» Exercise brief
What follows is a listing; give it again exactly, in its entirety.

» Entries taken from a collection
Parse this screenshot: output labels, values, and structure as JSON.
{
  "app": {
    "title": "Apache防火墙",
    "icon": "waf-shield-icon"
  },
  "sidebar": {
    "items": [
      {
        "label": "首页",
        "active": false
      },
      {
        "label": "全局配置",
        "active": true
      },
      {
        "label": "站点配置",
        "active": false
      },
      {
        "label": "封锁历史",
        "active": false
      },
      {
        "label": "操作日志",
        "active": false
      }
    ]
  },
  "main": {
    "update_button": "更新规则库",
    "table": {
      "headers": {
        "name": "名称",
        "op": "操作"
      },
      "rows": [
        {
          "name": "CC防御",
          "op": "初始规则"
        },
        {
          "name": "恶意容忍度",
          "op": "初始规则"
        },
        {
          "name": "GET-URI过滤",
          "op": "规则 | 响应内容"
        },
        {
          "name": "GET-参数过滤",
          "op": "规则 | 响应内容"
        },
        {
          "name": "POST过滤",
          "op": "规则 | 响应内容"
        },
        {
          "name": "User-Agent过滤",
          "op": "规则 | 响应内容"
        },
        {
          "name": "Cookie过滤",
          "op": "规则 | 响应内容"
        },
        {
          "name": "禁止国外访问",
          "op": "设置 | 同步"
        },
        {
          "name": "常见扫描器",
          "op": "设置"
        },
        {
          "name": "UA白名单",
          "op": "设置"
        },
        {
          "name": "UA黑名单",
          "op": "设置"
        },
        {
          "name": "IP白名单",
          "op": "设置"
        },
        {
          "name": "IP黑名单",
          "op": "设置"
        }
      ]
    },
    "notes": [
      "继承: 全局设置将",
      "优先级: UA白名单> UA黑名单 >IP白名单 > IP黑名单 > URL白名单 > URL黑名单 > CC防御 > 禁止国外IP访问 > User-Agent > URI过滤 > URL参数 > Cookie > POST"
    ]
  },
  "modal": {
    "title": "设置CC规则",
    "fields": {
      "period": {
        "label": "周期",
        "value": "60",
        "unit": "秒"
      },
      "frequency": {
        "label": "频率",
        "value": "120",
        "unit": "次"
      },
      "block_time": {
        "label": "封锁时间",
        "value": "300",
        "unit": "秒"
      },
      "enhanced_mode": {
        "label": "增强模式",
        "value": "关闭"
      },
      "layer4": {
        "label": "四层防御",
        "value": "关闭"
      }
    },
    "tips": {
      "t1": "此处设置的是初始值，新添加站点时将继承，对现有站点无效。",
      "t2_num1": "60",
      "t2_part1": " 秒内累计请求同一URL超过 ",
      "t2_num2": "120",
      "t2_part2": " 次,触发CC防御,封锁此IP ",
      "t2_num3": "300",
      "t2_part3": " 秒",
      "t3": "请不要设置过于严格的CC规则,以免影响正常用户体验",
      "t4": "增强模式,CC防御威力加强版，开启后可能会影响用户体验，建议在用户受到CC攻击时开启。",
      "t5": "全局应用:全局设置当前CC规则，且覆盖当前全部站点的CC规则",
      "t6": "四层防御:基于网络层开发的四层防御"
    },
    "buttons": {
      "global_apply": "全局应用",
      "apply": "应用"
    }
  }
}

» The answer
Parse this screenshot: output labels, values, and structure as JSON.
{
  "app": {
    "title": "Apache防火墙",
    "icon": "waf-shield-icon"
  },
  "sidebar": {
    "items": [
      {
        "label": "首页",
        "active": false
      },
      {
        "label": "全局配置",
        "active": true
      },
      {
        "label": "站点配置",
        "active": false
      },
      {
        "label": "封锁历史",
        "active": false
      },
      {
        "label": "操作日志",
        "active": false
      }
    ]
  },
  "main": {
    "update_button": "更新规则库",
    "table": {
      "headers": {
        "name": "名称",
        "op": "操作"
      },
      "rows": [
        {
          "name": "CC防御",
          "op": "初始规则"
        },
        {
          "name": "恶意容忍度",
          "op": "初始规则"
        },
        {
          "name": "GET-URI过滤",
          "op": "规则 | 响应内容"
        },
        {
          "name": "GET-参数过滤",
          "op": "规则 | 响应内容"
        },
        {
          "name": "POST过滤",
          "op": "规则 | 响应内容"
        },
        {
          "name": "User-Agent过滤",
          "op": "规则 | 响应内容"
        },
        {
          "name": "Cookie过滤",
          "op": "规则 | 响应内容"
        },
        {
          "name": "禁止国外访问",
          "op": "设置 | 同步"
        },
        {
          "name": "常见扫描器",
          "op": "设置"
        },
        {
          "name": "UA白名单",
          "op": "设置"
        },
        {
          "name": "UA黑名单",
          "op": "设置"
        },
        {
          "name": "IP白名单",
          "op": "设置"
        },
        {
          "name": "IP黑名单",
          "op": "设置"
        }
      ]
    },
    "notes": [
      "继承: 全局设置将",
      "优先级: UA白名单> UA黑名单 >IP白名单 > IP黑名单 > URL白名单 > URL黑名单 > CC防御 > 禁止国外IP访问 > User-Agent > URI过滤 > URL参数 > Cookie > POST"
    ]
  },
  "modal": {
    "title": "设置CC规则",
    "fields": {
      "period": {
        "label": "周期",
        "value": "60",
        "unit": "秒"
      },
      "frequency": {
        "label": "频率",
        "value": "120",
        "unit": "次"
      },
      "block_time": {
        "label": "封锁时间",
        "value": "300",
        "unit": "秒"
      },
      "enhanced_mode": {
        "label": "增强模式",
        "value": "关闭"
      },
      "layer4": {
        "label": "四层防御",
        "value": "关闭"
      }
    },
    "tips": {
      "t1": "此处设置的是初始值，新添加站点时将继承，对现有站点无效。",
      "t2_num1": "60",
      "t2_part1": " 秒内累计请求同一URL超过 ",
      "t2_num2": "120",
      "t2_part2": " 次,触发CC防御,封锁此IP ",
      "t2_num3": "300",
      "t2_part3": " 秒",
      "t3": "请不要设置过于严格的CC规则,以免影响正常用户体验",
      "t4": "增强模式,CC防御威力加强版，开启后可能会影响用户体验，建议在用户受到CC攻击时开启。",
      "t5": "全局应用:全局设置当前CC规则，且覆盖当前全部站点的CC规则",
      "t6": "四层防御:基于网络层开发的四层防御"
    },
    "buttons": {
      "global_apply": "全局应用",
      "apply": "应用"
    }
  }
}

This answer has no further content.